### EXERCISE OBJECTIVE
Gather all lines containing the string "brace" and copy them out.

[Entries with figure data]
◆ ◆ ◆ ◆
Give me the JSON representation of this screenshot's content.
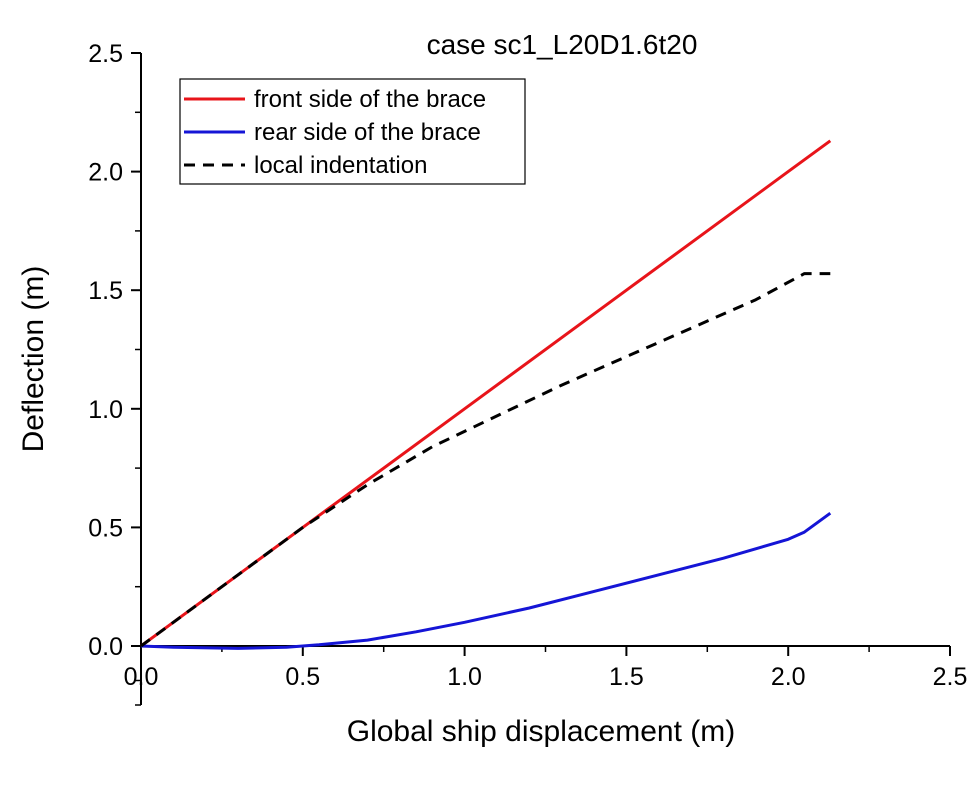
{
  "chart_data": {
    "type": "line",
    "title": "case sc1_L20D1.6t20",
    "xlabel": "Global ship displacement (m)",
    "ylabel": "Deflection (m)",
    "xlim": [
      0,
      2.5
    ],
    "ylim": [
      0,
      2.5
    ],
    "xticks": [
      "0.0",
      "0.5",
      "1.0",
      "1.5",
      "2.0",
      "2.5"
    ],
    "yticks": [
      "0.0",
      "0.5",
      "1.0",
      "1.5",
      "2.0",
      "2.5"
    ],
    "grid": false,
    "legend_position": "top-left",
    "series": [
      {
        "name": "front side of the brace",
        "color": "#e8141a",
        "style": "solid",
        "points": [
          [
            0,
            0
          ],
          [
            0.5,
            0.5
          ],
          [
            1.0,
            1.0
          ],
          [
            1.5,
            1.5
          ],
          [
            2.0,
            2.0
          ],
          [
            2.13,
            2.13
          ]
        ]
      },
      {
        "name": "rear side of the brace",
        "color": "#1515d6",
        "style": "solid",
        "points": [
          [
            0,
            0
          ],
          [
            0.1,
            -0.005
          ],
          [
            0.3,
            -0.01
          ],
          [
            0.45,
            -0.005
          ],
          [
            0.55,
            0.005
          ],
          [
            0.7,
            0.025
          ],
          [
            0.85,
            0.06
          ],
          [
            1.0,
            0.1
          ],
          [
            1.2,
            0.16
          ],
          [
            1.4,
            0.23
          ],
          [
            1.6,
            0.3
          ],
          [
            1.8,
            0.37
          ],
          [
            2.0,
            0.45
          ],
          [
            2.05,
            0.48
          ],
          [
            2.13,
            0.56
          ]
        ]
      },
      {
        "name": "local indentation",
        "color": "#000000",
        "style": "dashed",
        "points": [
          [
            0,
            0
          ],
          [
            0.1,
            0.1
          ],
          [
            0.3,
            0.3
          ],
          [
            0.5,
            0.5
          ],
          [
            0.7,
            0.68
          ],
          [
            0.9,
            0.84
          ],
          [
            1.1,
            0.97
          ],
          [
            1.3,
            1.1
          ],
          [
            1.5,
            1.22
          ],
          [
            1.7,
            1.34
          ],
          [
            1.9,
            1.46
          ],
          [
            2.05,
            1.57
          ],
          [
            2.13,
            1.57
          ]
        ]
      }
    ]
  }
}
◆ ◆ ◆ ◆
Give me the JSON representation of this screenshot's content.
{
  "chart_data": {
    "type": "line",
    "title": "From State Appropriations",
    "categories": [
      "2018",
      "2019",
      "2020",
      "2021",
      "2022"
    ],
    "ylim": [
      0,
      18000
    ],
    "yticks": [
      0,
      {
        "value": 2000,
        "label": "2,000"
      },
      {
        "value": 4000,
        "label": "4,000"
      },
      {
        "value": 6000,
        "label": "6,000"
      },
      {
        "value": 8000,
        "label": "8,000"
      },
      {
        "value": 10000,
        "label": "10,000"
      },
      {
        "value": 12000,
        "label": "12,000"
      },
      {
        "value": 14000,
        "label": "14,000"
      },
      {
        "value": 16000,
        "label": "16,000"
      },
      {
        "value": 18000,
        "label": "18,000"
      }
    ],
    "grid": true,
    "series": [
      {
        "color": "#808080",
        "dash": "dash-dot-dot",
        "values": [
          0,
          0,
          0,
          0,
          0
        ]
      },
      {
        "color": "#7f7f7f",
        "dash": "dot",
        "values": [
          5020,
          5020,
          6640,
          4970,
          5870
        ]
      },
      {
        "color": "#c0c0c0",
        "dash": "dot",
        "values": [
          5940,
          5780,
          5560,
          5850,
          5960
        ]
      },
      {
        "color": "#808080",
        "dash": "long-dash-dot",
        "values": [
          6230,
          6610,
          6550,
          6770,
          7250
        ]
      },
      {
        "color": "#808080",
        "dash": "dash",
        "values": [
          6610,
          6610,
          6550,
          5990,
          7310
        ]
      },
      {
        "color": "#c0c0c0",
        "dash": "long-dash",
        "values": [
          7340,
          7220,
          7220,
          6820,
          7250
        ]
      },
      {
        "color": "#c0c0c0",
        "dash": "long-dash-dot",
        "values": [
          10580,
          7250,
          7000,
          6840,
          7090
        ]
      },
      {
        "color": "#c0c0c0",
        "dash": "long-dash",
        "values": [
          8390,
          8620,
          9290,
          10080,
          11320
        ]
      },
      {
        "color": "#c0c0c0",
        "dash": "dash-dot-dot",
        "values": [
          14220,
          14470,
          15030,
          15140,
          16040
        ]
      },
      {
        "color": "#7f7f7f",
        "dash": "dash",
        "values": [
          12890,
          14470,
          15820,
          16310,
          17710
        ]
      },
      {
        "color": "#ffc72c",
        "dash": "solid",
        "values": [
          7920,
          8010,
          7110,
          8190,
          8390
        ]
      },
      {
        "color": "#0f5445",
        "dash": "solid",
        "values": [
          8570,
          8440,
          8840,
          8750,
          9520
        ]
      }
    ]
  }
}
◆ ◆ ◆ ◆
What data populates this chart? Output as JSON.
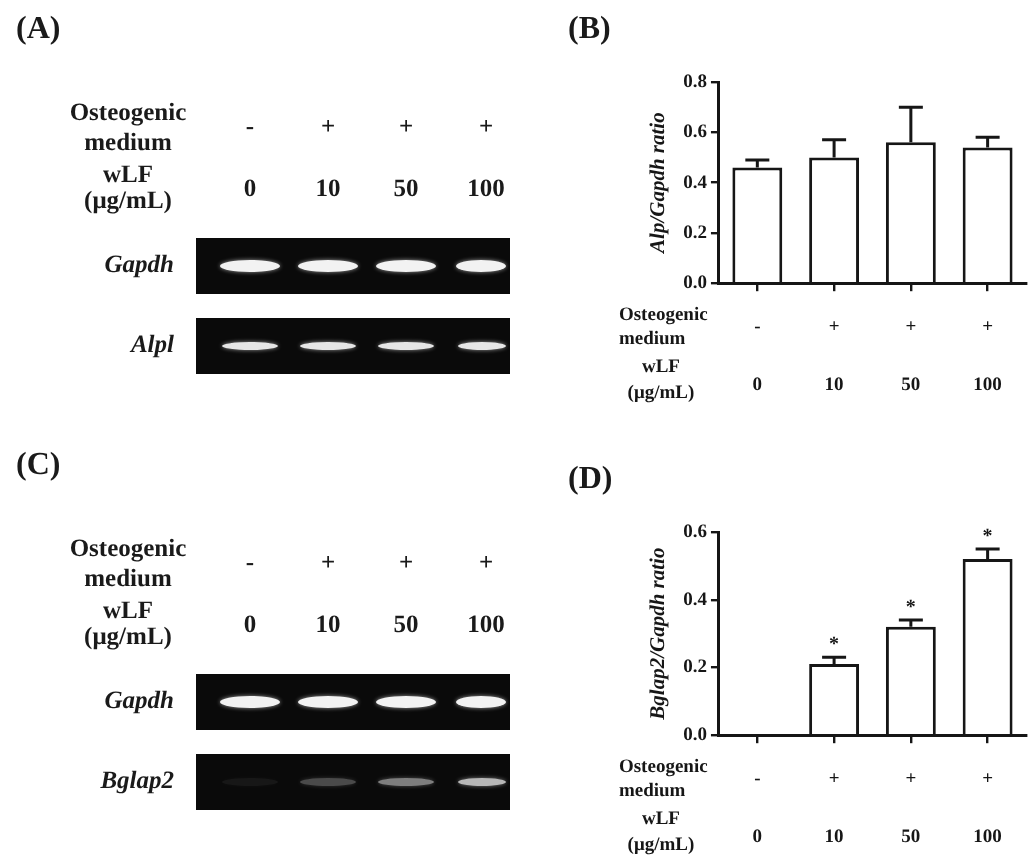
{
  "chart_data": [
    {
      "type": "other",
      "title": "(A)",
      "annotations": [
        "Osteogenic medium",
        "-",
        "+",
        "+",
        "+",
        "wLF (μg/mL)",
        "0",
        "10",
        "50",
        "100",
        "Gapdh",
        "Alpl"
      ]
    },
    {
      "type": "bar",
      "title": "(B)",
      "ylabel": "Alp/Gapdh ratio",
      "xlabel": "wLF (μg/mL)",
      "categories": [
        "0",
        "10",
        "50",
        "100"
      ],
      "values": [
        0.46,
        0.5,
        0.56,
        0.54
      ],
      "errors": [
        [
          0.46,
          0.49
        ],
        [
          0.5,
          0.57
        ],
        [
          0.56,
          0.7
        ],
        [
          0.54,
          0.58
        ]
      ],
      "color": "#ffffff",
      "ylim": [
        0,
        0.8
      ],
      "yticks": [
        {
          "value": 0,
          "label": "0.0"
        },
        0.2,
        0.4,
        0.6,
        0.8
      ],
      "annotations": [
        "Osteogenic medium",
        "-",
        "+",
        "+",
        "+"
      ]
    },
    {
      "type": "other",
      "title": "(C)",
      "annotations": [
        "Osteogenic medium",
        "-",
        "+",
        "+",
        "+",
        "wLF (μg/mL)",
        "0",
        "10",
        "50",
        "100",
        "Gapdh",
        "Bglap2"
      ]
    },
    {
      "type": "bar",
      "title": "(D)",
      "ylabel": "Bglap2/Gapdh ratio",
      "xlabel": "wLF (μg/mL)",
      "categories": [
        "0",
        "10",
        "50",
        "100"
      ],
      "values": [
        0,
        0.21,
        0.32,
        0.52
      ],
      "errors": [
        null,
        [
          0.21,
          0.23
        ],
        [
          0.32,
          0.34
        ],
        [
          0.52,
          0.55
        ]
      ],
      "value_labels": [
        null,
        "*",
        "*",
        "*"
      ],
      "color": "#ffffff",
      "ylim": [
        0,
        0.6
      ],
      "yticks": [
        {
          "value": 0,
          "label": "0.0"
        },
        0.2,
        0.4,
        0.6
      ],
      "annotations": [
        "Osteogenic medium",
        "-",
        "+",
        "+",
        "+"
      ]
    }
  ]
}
◆ ◆ ◆ ◆
### TASK RESULT
        "name": "front side of the brace",
        "name": "rear side of the brace",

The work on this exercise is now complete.